| YOUR OBJECTIVE |
Copy out, word for word, the entries starting with the line that contains "Where is each" and going on through the line that contains "y-tick-label: 10 [422, 366, 429, 372]", including both of those lines.

| STORED ROWS |
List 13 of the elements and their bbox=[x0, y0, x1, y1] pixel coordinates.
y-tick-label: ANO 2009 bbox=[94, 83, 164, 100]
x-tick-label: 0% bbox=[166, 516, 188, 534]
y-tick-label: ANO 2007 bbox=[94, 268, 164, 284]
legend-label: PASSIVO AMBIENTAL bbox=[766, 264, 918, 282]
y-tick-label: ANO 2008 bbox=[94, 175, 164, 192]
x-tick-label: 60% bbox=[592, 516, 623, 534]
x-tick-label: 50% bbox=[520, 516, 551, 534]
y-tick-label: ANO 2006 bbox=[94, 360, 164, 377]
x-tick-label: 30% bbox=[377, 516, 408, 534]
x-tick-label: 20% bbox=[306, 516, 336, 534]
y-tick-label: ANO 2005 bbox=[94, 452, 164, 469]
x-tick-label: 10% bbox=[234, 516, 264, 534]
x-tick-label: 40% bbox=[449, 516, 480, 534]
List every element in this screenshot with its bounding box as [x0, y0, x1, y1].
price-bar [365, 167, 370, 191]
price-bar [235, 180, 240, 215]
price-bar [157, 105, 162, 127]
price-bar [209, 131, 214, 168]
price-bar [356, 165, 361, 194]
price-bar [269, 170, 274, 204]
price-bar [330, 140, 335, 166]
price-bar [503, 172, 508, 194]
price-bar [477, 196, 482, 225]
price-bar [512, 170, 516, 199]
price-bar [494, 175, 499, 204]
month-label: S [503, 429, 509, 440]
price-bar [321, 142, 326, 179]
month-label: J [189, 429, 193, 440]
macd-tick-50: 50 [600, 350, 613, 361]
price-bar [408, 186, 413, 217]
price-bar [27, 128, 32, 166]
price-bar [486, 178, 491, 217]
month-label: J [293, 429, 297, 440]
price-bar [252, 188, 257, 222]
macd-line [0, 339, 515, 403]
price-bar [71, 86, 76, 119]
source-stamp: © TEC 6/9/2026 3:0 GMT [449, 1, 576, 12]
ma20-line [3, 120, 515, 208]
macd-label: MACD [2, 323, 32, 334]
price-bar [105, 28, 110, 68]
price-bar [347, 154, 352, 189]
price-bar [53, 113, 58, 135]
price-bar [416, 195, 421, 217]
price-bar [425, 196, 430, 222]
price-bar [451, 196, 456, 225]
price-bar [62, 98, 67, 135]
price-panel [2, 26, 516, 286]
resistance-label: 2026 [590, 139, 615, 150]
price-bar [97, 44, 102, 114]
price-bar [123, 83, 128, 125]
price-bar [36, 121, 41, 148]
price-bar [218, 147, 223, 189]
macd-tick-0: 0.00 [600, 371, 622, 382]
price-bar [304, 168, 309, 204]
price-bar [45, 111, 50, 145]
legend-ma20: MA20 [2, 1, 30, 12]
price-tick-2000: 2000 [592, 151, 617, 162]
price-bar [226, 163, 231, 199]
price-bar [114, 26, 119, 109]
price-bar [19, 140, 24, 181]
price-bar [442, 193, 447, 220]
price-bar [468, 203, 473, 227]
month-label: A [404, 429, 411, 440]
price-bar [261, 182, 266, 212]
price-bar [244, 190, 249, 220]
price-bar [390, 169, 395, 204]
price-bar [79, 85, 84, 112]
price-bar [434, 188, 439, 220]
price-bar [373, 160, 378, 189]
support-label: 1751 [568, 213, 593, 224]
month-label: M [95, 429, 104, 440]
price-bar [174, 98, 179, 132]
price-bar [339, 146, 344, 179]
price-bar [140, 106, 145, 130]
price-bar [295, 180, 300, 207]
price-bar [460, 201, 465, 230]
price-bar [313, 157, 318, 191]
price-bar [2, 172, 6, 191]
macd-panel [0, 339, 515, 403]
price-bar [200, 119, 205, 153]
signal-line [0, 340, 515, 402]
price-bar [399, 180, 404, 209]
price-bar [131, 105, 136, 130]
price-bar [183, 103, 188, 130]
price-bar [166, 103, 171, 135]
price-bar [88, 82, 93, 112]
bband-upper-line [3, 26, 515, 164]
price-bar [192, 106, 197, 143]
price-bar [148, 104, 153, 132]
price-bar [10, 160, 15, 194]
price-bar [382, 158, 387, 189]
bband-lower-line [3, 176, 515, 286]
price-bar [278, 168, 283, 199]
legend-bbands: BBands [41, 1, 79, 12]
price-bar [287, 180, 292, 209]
---
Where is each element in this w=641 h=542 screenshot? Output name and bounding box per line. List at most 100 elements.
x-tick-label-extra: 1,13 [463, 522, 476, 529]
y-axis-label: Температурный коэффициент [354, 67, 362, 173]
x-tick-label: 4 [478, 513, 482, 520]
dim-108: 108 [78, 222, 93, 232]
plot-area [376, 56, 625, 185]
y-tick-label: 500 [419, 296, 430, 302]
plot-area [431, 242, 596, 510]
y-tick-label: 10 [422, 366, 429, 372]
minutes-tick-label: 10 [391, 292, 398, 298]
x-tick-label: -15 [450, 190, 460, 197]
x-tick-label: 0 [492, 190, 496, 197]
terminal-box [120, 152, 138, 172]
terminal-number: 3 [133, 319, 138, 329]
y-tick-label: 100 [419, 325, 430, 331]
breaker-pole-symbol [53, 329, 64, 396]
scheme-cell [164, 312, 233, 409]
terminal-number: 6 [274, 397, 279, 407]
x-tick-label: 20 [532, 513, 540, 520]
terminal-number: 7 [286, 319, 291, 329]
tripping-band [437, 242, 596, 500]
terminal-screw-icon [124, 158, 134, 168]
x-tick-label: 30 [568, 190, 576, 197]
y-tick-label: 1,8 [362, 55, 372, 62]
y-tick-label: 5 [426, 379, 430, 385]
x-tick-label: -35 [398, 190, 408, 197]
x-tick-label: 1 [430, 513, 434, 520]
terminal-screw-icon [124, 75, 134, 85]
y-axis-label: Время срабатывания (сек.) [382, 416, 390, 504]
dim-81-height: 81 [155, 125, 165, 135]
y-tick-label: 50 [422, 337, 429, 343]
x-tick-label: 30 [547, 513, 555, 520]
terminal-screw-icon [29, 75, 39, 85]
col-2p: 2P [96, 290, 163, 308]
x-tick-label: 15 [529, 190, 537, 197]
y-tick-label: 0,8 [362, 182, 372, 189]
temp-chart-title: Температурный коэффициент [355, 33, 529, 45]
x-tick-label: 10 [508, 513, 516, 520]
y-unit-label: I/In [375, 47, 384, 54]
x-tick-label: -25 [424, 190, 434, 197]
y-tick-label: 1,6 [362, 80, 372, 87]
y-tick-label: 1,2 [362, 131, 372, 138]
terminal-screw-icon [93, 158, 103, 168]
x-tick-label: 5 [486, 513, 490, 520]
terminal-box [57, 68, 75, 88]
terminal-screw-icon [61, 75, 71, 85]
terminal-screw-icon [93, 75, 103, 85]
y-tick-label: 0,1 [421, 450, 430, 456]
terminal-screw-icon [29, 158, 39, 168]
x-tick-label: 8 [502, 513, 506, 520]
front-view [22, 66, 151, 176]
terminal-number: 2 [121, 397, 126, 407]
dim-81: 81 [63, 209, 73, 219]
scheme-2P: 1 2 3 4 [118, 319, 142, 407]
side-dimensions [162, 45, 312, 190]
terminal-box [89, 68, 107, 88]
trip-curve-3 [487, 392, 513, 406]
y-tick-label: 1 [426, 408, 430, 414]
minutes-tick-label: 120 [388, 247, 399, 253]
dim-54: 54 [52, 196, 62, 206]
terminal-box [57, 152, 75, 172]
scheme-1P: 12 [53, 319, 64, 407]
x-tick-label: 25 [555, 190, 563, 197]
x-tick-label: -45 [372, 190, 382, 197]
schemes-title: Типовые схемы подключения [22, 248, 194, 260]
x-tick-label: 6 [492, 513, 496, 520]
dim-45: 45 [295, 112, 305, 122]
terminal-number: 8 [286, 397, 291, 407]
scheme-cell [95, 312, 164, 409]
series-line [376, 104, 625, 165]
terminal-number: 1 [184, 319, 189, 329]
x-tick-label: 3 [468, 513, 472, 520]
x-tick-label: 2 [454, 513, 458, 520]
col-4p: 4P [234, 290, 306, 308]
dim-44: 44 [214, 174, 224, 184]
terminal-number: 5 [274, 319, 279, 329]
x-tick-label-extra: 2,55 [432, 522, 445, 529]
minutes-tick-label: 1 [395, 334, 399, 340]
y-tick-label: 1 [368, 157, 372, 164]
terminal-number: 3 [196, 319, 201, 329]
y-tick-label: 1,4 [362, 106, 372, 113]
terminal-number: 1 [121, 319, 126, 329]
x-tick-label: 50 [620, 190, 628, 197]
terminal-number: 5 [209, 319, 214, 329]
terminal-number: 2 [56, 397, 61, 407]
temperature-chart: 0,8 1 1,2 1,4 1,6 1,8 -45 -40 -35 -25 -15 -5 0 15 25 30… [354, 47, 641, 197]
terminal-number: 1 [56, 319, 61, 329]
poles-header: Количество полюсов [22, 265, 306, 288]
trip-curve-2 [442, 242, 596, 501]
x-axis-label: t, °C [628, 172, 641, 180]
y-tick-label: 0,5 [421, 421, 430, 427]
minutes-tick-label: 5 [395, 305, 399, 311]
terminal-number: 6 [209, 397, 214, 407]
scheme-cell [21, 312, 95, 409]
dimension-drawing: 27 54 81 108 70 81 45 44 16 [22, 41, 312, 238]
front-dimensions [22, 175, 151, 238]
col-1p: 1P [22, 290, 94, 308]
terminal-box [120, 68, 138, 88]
...
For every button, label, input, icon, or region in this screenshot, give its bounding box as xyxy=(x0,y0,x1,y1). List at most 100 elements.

| ANSWER IN FULL |
Where is each element in this w=641 h=542 screenshot? Output name and bounding box per line. List at most 100 elements.
x-tick-label-extra: 1,13 [463, 522, 476, 529]
y-axis-label: Температурный коэффициент [354, 67, 362, 173]
x-tick-label: 4 [478, 513, 482, 520]
dim-108: 108 [78, 222, 93, 232]
plot-area [376, 56, 625, 185]
y-tick-label: 500 [419, 296, 430, 302]
plot-area [431, 242, 596, 510]
y-tick-label: 10 [422, 366, 429, 372]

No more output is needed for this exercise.